━━━ RECORDS FOR THIS EXERCISE

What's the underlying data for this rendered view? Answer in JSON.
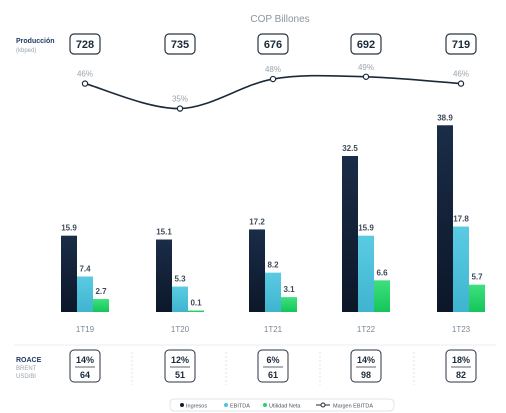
{
  "header": {
    "currency_label": "COP Billones"
  },
  "production": {
    "label": "Producción",
    "unit": "(kbped)",
    "values": [
      "728",
      "735",
      "676",
      "692",
      "719"
    ]
  },
  "roace_section": {
    "label": "ROACE",
    "sub1": "BRENT",
    "sub2": "USD/Bl",
    "roace": [
      "14%",
      "12%",
      "6%",
      "14%",
      "18%"
    ],
    "brent": [
      "64",
      "51",
      "61",
      "98",
      "82"
    ]
  },
  "colors": {
    "ingresos": "#0f1d33",
    "ebitda": "#4fc3dc",
    "utilidad": "#22d66a",
    "margin_line": "#1b2a3a"
  },
  "legend": {
    "ingresos": "Ingresos",
    "ebitda": "EBITDA",
    "utilidad": "Utilidad Neta",
    "margen": "Margen EBITDA"
  },
  "chart_data": {
    "type": "bar",
    "categories": [
      "1T19",
      "1T20",
      "1T21",
      "1T22",
      "1T23"
    ],
    "series": [
      {
        "name": "Ingresos",
        "values": [
          15.9,
          15.1,
          17.2,
          32.5,
          38.9
        ]
      },
      {
        "name": "EBITDA",
        "values": [
          7.4,
          5.3,
          8.2,
          15.9,
          17.8
        ]
      },
      {
        "name": "Utilidad Neta",
        "values": [
          2.7,
          0.1,
          3.1,
          6.6,
          5.7
        ]
      }
    ],
    "line_series": {
      "name": "Margen EBITDA",
      "values": [
        46,
        35,
        48,
        49,
        46
      ],
      "labels": [
        "46%",
        "35%",
        "48%",
        "49%",
        "46%"
      ]
    },
    "value_labels": [
      [
        "15.9",
        "15.1",
        "17.2",
        "32.5",
        "38.9"
      ],
      [
        "7.4",
        "5.3",
        "8.2",
        "15.9",
        "17.8"
      ],
      [
        "2.7",
        "0.1",
        "3.1",
        "6.6",
        "5.7"
      ]
    ],
    "title": "COP Billones",
    "xlabel": "",
    "ylabel": "",
    "ylim": [
      0,
      40
    ],
    "legend_position": "bottom-right"
  }
}
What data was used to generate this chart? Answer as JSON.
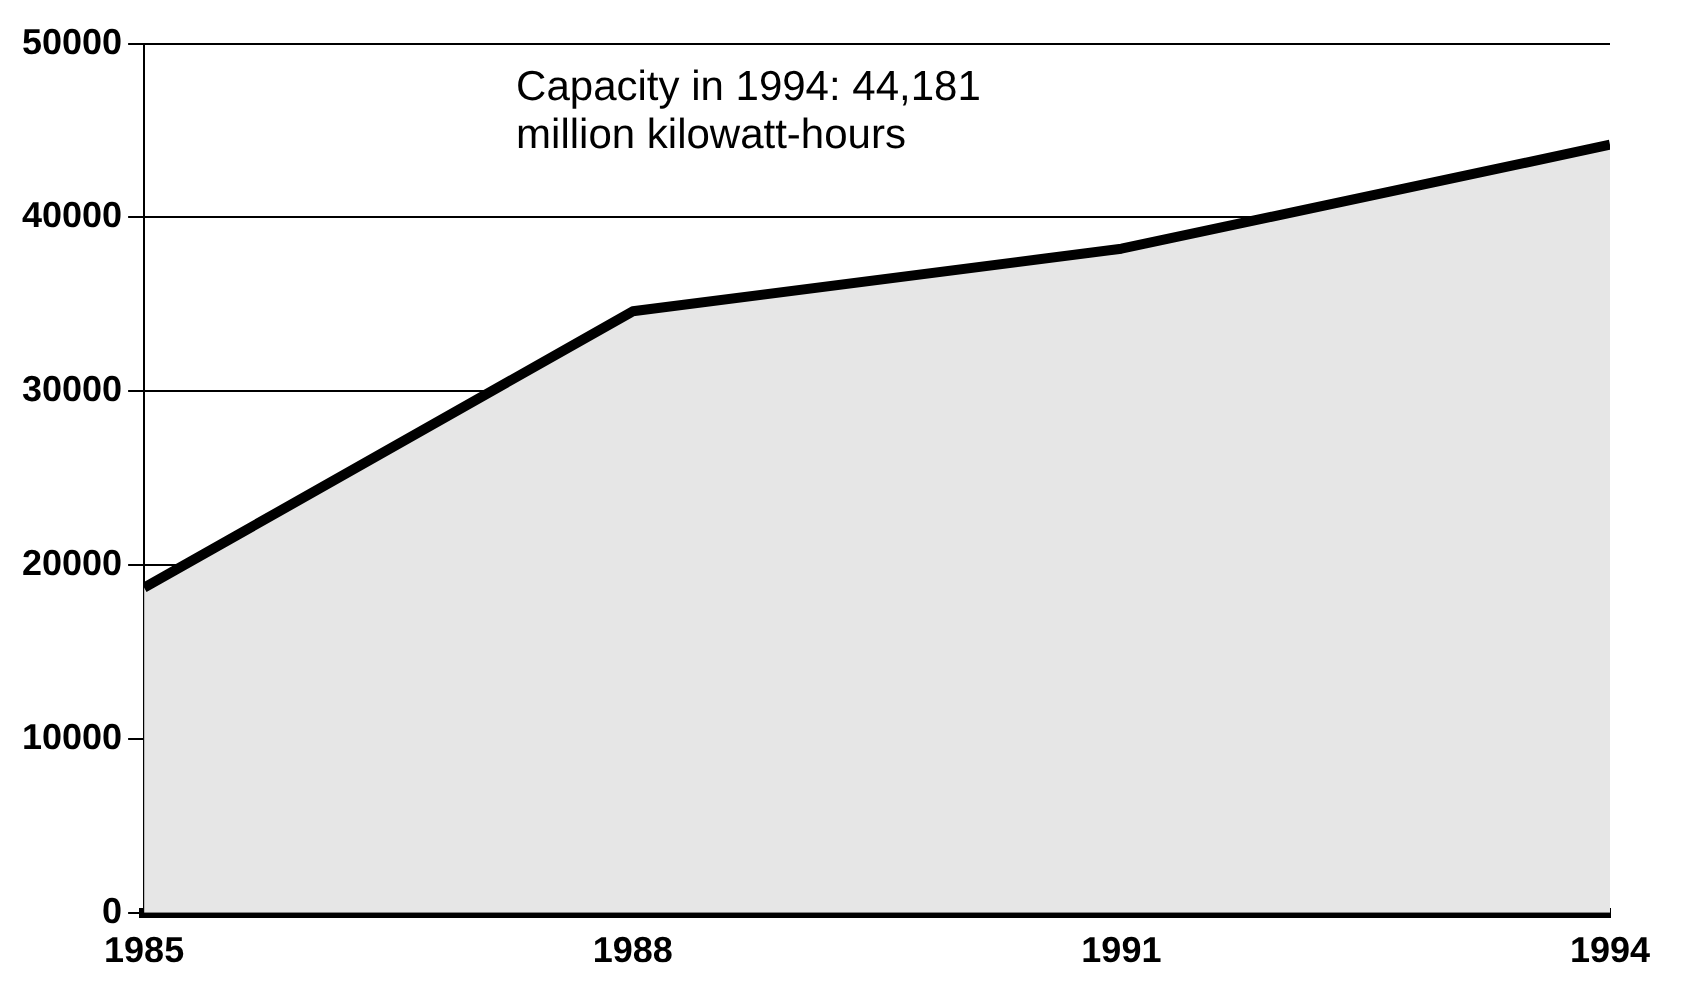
{
  "chart_data": {
    "type": "area",
    "x": [
      1985,
      1988,
      1991,
      1994
    ],
    "series": [
      {
        "color": "#000000",
        "values": [
          18700,
          34600,
          38200,
          44181
        ]
      }
    ],
    "xlim": [
      1985,
      1994
    ],
    "xticks": [
      1985,
      1988,
      1991,
      1994
    ],
    "ylim": [
      0,
      50000
    ],
    "yticks": [
      0,
      10000,
      20000,
      30000,
      40000,
      50000
    ],
    "grid": "y",
    "legend": false,
    "annotations": [
      "Capacity in 1994: 44,181\nmillion kilowatt-hours"
    ]
  }
}
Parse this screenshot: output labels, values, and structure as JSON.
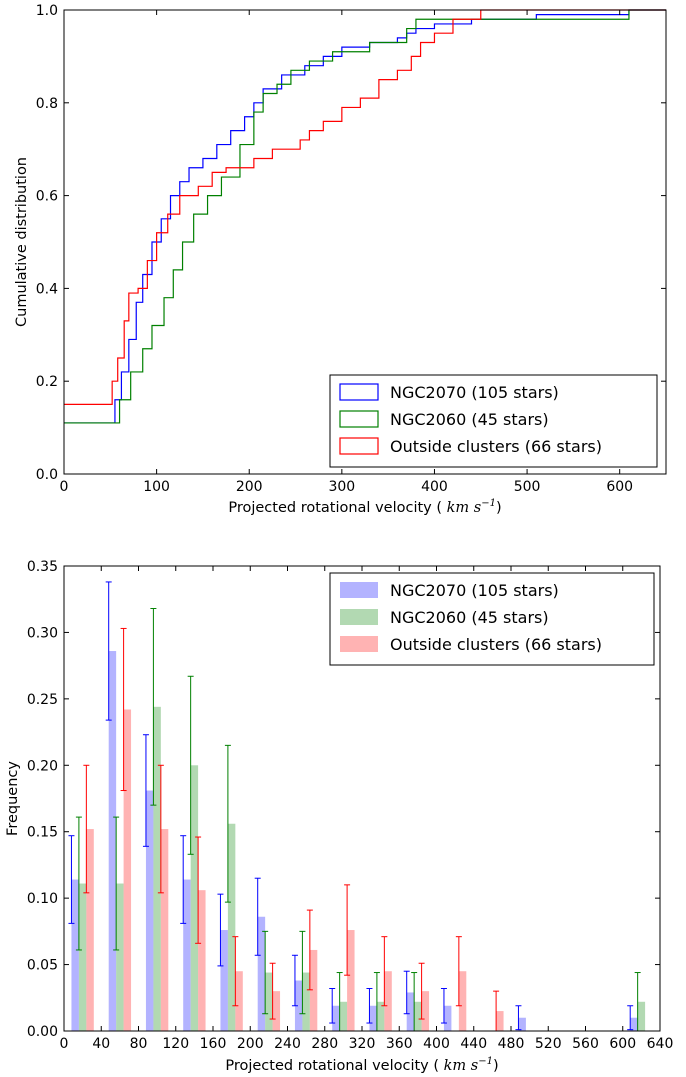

━━━━━━

## PROBLEM
None of the pictures should appear; repeat the records exactly otherwise.

## RESPONSE TO THE TASK
What's the underlying data for this rendered view? Answer in JSON.
{
  "header": {
    "currency_label": "COP Billones"
  },
  "production": {
    "label": "Producción",
    "unit": "(kbped)",
    "values": [
      "728",
      "735",
      "676",
      "692",
      "719"
    ]
  },
  "roace_section": {
    "label": "ROACE",
    "sub1": "BRENT",
    "sub2": "USD/Bl",
    "roace": [
      "14%",
      "12%",
      "6%",
      "14%",
      "18%"
    ],
    "brent": [
      "64",
      "51",
      "61",
      "98",
      "82"
    ]
  },
  "colors": {
    "ingresos": "#0f1d33",
    "ebitda": "#4fc3dc",
    "utilidad": "#22d66a",
    "margin_line": "#1b2a3a"
  },
  "legend": {
    "ingresos": "Ingresos",
    "ebitda": "EBITDA",
    "utilidad": "Utilidad Neta",
    "margen": "Margen EBITDA"
  },
  "chart_data": {
    "type": "bar",
    "categories": [
      "1T19",
      "1T20",
      "1T21",
      "1T22",
      "1T23"
    ],
    "series": [
      {
        "name": "Ingresos",
        "values": [
          15.9,
          15.1,
          17.2,
          32.5,
          38.9
        ]
      },
      {
        "name": "EBITDA",
        "values": [
          7.4,
          5.3,
          8.2,
          15.9,
          17.8
        ]
      },
      {
        "name": "Utilidad Neta",
        "values": [
          2.7,
          0.1,
          3.1,
          6.6,
          5.7
        ]
      }
    ],
    "line_series": {
      "name": "Margen EBITDA",
      "values": [
        46,
        35,
        48,
        49,
        46
      ],
      "labels": [
        "46%",
        "35%",
        "48%",
        "49%",
        "46%"
      ]
    },
    "value_labels": [
      [
        "15.9",
        "15.1",
        "17.2",
        "32.5",
        "38.9"
      ],
      [
        "7.4",
        "5.3",
        "8.2",
        "15.9",
        "17.8"
      ],
      [
        "2.7",
        "0.1",
        "3.1",
        "6.6",
        "5.7"
      ]
    ],
    "title": "COP Billones",
    "xlabel": "",
    "ylabel": "",
    "ylim": [
      0,
      40
    ],
    "legend_position": "bottom-right"
  }
}
What data was used to generate this chart? Answer as JSON.
{
  "chart_data": {
    "type": "area",
    "x": [
      1985,
      1988,
      1991,
      1994
    ],
    "series": [
      {
        "color": "#000000",
        "values": [
          18700,
          34600,
          38200,
          44181
        ]
      }
    ],
    "xlim": [
      1985,
      1994
    ],
    "xticks": [
      1985,
      1988,
      1991,
      1994
    ],
    "ylim": [
      0,
      50000
    ],
    "yticks": [
      0,
      10000,
      20000,
      30000,
      40000,
      50000
    ],
    "grid": "y",
    "legend": false,
    "annotations": [
      "Capacity in 1994: 44,181\nmillion kilowatt-hours"
    ]
  }
}
Parse this screenshot: output labels, values, and structure as JSON.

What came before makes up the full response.